页面文字:
= = = = =

PaddlePaddle / models

Officially maintained, supported by PaddlePaddle, including CV, NLP, Speech, Rec, TS, big models and so on.
Apache License 2.0
6.9k stars 2.91k forks source link

fp16 训练分类模型 hang 住 #2755

Open mzchtx opened 5 years ago

mzchtx commented 5 years ago

环境

问题1

utility.py 此处缩进有问题,多了一个空格,会报错:

IndentationError: unexpected indent 

问题2

train.py 中已经没有 input_dtype 参数,而在 run.sh 中还大量存在

问题3

ResNet50_vd + fp16=True + use_label_smoothing=True 出错:

命令如下:

python train.py \                                                                                                                                                                                     
        --model=ResNet50_vd \                                                                                                                                                                         
        --batch_size=256 \                                                                                                                                                                            
        --fp16=True \                                                                                                                                                                                 
        --total_images=1281167 \                                                                                                                                                                      
        --image_shape=3,224,224 \                                                                                                                                                                     
        --class_dim=1000 \                                                                                                                                                                            
        --lr_strategy=cosine_decay \                                                                                                                                                                  
        --lr=0.1 \                                                                                                                                                                                    
        --num_epochs=200 \                                                                                                                                                                            
        --with_mem_opt=False \                                                                                                                                                                         
        --model_save_dir=output/ \                                                                                                                                                                    
        --l2_decay=7e-5 \                                                                                                                                                                             
        --use_mixup=True \                                                                                                                                                                            
        --use_label_smoothing=True \                                                                                                                                                                  
        --label_smoothing_epsilon=0.1 

错误信息:

Traceback (most recent call last):                                                                                                                                                                    
  File "train.py", line 655, in <module>                                                                                                                                                              
    main()                                                                                                                                                                                            
  File "train.py", line 651, in main                                                                                                                                                                  
    train(args)

= = = = =

你要做的:
1. 对照页面文字，判断下面三句话是否与之相符。每句回答“是”或“否”，并一字不差地引出起决定作用的原文。
（a）utility.py 的缩进问题是少了一个空格。
（b）input_dtype 参数在 run.sh 中还大量存在。
（c）问题3 的命令里，batch_size 设为 128。
2. 把页面文字中从“Traceback (most recent”开始、到“train(args)”为止（包括这段结尾的字句）的部分原样输出。

已知信息:
= = = = =

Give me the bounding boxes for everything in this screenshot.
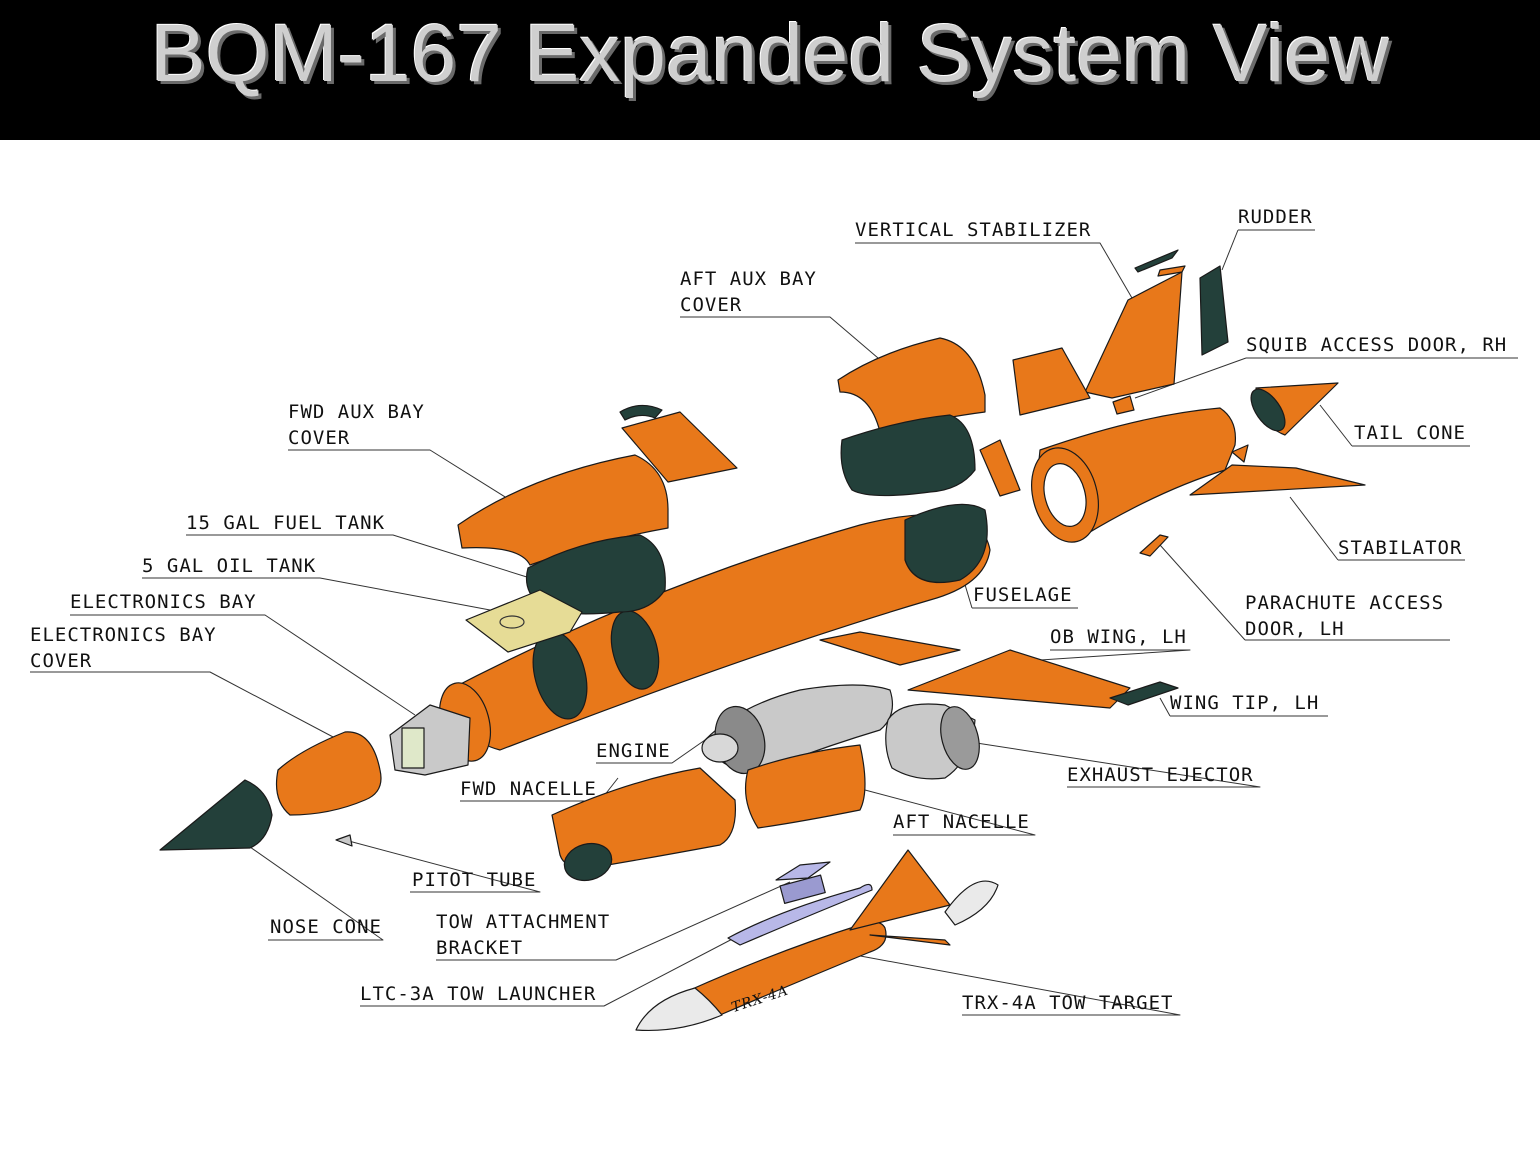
label-aft-nacelle: AFT NACELLE [893, 811, 1030, 833]
fwd-aux-bay-cover-tip [619, 404, 663, 421]
label-rudder: RUDDER [1238, 206, 1313, 228]
label-electronics-bay-cover-1: ELECTRONICS BAY [30, 624, 217, 646]
rudder [1199, 265, 1229, 356]
label-electronics-bay: ELECTRONICS BAY [70, 591, 257, 613]
label-exhaust-ejector: EXHAUST EJECTOR [1067, 764, 1254, 786]
label-nose-cone: NOSE CONE [270, 916, 382, 938]
parachute-access-door [1139, 534, 1169, 557]
fuselage-section [904, 503, 988, 584]
label-aft-aux-bay-cover-1: AFT AUX BAY [680, 268, 817, 290]
tow-target-nose [635, 987, 723, 1031]
label-tow-target: TRX-4A TOW TARGET [962, 992, 1173, 1014]
tow-attachment-bracket [775, 861, 831, 881]
electronics-bay-cover [275, 731, 382, 816]
label-vertical-stabilizer: VERTICAL STABILIZER [855, 219, 1091, 241]
inboard-wing [819, 631, 961, 666]
squib-access-door [1112, 395, 1135, 415]
rudder-tip [1134, 249, 1179, 273]
label-parachute-access-door-1: PARACHUTE ACCESS [1245, 592, 1444, 614]
label-tow-attachment-bracket-2: BRACKET [436, 937, 523, 959]
label-electronics-bay-cover-2: COVER [30, 650, 92, 672]
page-title: BQM-167 Expanded System View [150, 8, 1390, 99]
tow-launcher [727, 883, 873, 946]
tow-target-fins [849, 849, 951, 946]
aft-nacelle [745, 744, 866, 829]
title-bar: BQM-167 Expanded System View [0, 0, 1540, 140]
aft-aux-bay-cover [837, 337, 986, 433]
label-fwd-aux-bay-cover-1: FWD AUX BAY [288, 401, 425, 423]
aft-panel [979, 439, 1021, 497]
label-squib-access-door: SQUIB ACCESS DOOR, RH [1246, 334, 1507, 356]
pitot-tube [335, 834, 353, 847]
nose-cone [159, 779, 273, 851]
label-tail-cone: TAIL CONE [1354, 422, 1466, 444]
label-parachute-access-door-2: DOOR, LH [1245, 618, 1345, 640]
label-fuel-tank: 15 GAL FUEL TANK [186, 512, 385, 534]
label-fwd-aux-bay-cover-2: COVER [288, 427, 350, 449]
label-engine: ENGINE [596, 740, 671, 762]
ob-wing [907, 649, 1131, 709]
stabilator [1189, 464, 1366, 496]
label-fuselage: FUSELAGE [973, 584, 1073, 606]
label-fwd-nacelle: FWD NACELLE [460, 778, 597, 800]
stabilator-panel [1231, 444, 1249, 463]
label-tow-attachment-bracket-1: TOW ATTACHMENT [436, 911, 610, 933]
label-wing-tip: WING TIP, LH [1170, 692, 1319, 714]
wing-tip [1109, 681, 1179, 706]
label-tow-launcher: LTC-3A TOW LAUNCHER [360, 983, 596, 1005]
label-oil-tank: 5 GAL OIL TANK [142, 555, 316, 577]
tow-target-body [689, 921, 887, 1016]
fwd-aux-bay-cover-fin [621, 411, 738, 483]
vertical-stabilizer [1084, 271, 1183, 399]
vertical-stabilizer-root [1012, 347, 1091, 416]
tow-target-tail [944, 880, 999, 926]
label-aft-aux-bay-cover-2: COVER [680, 294, 742, 316]
label-pitot-tube: PITOT TUBE [412, 869, 536, 891]
aft-tank [840, 414, 976, 497]
label-ob-wing: OB WING, LH [1050, 626, 1187, 648]
label-stabilator: STABILATOR [1338, 537, 1462, 559]
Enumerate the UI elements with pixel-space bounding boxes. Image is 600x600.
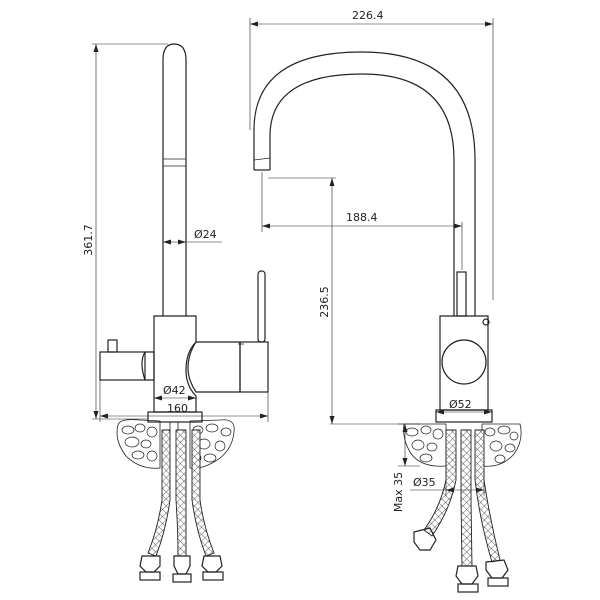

= = = = =

各题答案:
1.
（a）否：“多了一个空格”
（b）是：“而在 run.sh 中还大量存在”
（c）否：“--batch_size=256”

2.
Traceback (most recent call last):                                                                                                                                                                    
  File "train.py", line 655, in <module>                                                                                                                                                              
    main()                                                                                                                                                                                            
  File "train.py", line 651, in main                                                                                                                                                                  
    train(args)